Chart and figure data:

'''

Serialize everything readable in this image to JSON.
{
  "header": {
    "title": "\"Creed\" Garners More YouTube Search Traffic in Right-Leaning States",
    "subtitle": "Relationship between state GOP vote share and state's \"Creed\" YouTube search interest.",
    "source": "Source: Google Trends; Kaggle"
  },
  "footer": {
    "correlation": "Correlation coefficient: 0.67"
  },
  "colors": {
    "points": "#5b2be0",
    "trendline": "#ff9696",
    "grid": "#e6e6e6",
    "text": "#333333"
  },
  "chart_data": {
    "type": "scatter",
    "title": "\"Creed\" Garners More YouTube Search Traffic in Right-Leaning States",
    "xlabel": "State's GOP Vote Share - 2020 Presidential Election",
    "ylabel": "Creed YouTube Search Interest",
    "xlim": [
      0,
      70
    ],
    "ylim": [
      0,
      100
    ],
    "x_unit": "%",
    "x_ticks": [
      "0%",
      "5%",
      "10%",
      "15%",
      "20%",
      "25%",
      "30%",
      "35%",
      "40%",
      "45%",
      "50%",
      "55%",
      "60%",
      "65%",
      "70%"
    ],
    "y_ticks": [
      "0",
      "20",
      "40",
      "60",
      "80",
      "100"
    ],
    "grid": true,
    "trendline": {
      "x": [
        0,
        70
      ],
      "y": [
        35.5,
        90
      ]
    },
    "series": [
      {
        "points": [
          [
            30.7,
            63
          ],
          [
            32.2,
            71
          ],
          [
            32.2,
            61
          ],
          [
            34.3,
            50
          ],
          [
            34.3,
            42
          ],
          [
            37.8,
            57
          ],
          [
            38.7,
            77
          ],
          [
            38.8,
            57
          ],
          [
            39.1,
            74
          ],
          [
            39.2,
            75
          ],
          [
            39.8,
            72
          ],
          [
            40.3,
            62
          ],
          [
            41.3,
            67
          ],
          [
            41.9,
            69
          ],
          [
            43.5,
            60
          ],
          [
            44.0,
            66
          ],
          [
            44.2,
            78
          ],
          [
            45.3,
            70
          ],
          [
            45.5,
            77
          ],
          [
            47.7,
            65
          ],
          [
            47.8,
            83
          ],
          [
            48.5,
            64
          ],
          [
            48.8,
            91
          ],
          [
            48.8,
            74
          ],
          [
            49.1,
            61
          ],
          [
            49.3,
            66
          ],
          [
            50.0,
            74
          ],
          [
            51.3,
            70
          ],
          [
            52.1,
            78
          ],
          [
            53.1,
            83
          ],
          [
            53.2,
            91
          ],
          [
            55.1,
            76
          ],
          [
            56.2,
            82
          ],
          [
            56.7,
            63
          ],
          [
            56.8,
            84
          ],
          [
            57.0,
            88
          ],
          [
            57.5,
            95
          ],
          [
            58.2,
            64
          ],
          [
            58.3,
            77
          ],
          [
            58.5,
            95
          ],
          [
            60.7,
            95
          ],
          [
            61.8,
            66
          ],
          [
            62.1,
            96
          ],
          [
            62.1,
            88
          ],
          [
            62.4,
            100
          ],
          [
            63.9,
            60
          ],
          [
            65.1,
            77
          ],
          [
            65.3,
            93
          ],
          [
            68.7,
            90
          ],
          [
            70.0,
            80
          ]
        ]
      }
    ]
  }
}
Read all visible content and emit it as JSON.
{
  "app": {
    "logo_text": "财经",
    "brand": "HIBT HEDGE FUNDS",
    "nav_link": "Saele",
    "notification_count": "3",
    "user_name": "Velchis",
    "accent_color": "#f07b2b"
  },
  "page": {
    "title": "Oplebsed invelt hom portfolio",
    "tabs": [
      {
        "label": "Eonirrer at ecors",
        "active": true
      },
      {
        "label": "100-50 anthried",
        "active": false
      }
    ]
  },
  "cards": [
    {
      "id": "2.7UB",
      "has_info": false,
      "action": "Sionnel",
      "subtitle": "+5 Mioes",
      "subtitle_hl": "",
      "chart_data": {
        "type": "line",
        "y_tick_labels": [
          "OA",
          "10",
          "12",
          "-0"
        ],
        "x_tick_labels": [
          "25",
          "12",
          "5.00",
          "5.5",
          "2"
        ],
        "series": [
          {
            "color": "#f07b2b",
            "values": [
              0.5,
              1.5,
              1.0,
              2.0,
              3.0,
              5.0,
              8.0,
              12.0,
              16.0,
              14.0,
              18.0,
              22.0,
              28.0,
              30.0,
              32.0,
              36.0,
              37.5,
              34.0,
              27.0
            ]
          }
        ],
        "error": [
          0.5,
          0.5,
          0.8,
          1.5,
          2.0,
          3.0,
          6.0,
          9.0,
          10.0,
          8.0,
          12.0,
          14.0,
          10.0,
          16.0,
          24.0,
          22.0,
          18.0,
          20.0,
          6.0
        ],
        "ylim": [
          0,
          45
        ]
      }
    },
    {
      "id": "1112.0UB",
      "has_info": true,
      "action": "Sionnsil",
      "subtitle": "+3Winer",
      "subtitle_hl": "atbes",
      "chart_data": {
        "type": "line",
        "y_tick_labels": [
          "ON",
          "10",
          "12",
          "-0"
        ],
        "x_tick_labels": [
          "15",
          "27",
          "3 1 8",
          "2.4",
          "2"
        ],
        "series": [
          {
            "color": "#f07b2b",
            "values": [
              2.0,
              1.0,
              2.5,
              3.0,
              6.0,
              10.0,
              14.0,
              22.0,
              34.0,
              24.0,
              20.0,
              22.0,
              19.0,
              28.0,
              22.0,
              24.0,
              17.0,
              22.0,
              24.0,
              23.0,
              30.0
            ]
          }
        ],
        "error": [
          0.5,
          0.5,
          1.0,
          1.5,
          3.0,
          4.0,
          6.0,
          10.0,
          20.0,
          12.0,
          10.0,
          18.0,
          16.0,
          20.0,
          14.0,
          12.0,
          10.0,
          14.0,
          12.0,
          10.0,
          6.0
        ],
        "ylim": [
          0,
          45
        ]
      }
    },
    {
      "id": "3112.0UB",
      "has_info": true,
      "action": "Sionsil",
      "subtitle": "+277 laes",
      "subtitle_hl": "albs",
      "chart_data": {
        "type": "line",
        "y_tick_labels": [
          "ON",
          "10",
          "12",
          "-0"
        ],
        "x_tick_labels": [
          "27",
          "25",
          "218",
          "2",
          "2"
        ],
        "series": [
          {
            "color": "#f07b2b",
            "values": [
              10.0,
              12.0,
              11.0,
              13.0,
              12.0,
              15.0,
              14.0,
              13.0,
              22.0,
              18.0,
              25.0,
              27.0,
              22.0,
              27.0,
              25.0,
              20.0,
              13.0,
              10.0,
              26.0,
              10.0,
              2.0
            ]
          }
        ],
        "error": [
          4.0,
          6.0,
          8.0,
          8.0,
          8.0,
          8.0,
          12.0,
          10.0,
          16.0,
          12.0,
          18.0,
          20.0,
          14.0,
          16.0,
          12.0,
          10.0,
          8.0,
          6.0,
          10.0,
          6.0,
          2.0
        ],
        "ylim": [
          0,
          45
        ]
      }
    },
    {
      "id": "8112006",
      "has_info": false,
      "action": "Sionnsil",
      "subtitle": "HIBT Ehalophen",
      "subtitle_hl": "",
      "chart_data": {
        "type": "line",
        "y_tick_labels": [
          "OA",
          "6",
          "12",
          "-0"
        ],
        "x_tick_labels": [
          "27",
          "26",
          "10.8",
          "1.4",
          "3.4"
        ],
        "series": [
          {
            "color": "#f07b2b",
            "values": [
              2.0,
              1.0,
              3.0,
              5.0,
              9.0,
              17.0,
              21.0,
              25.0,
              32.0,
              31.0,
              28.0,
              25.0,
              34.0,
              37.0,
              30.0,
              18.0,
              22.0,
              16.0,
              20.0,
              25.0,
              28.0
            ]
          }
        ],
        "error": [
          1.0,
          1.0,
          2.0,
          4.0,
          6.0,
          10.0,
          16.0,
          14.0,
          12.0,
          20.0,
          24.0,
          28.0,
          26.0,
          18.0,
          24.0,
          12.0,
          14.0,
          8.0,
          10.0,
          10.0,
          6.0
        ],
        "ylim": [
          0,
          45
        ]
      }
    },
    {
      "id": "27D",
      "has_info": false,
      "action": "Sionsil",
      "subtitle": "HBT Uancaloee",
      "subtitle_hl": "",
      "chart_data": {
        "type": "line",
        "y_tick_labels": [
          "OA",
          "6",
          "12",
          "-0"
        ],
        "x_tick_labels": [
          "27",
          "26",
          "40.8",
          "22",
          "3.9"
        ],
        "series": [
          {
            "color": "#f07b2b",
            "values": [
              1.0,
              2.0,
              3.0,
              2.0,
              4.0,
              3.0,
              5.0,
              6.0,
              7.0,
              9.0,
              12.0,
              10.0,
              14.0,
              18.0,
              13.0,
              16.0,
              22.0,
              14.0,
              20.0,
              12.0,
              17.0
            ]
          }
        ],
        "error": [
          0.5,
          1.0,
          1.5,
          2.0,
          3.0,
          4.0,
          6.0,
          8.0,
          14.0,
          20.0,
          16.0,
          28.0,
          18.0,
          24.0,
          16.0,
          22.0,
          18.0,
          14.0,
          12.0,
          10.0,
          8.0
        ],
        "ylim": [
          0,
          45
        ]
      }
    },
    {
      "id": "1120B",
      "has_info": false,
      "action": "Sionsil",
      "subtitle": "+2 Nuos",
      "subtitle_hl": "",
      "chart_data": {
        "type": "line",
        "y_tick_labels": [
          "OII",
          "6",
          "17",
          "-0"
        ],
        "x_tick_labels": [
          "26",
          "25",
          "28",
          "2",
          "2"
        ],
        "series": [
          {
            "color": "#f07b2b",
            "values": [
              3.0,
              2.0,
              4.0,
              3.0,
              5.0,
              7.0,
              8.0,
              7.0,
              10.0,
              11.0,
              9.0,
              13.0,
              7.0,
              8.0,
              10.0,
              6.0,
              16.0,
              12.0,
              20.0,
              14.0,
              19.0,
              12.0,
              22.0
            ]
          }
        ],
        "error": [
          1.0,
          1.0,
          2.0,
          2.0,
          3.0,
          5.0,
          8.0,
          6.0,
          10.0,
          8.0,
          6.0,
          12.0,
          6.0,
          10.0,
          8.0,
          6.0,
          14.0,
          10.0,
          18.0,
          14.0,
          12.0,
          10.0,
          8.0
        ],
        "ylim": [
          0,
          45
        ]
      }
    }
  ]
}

'''

→ **Your task**:
Looking at the records above, say how many lines hold the string "YouTube". Write nothing but the number.

→ **Response**:
4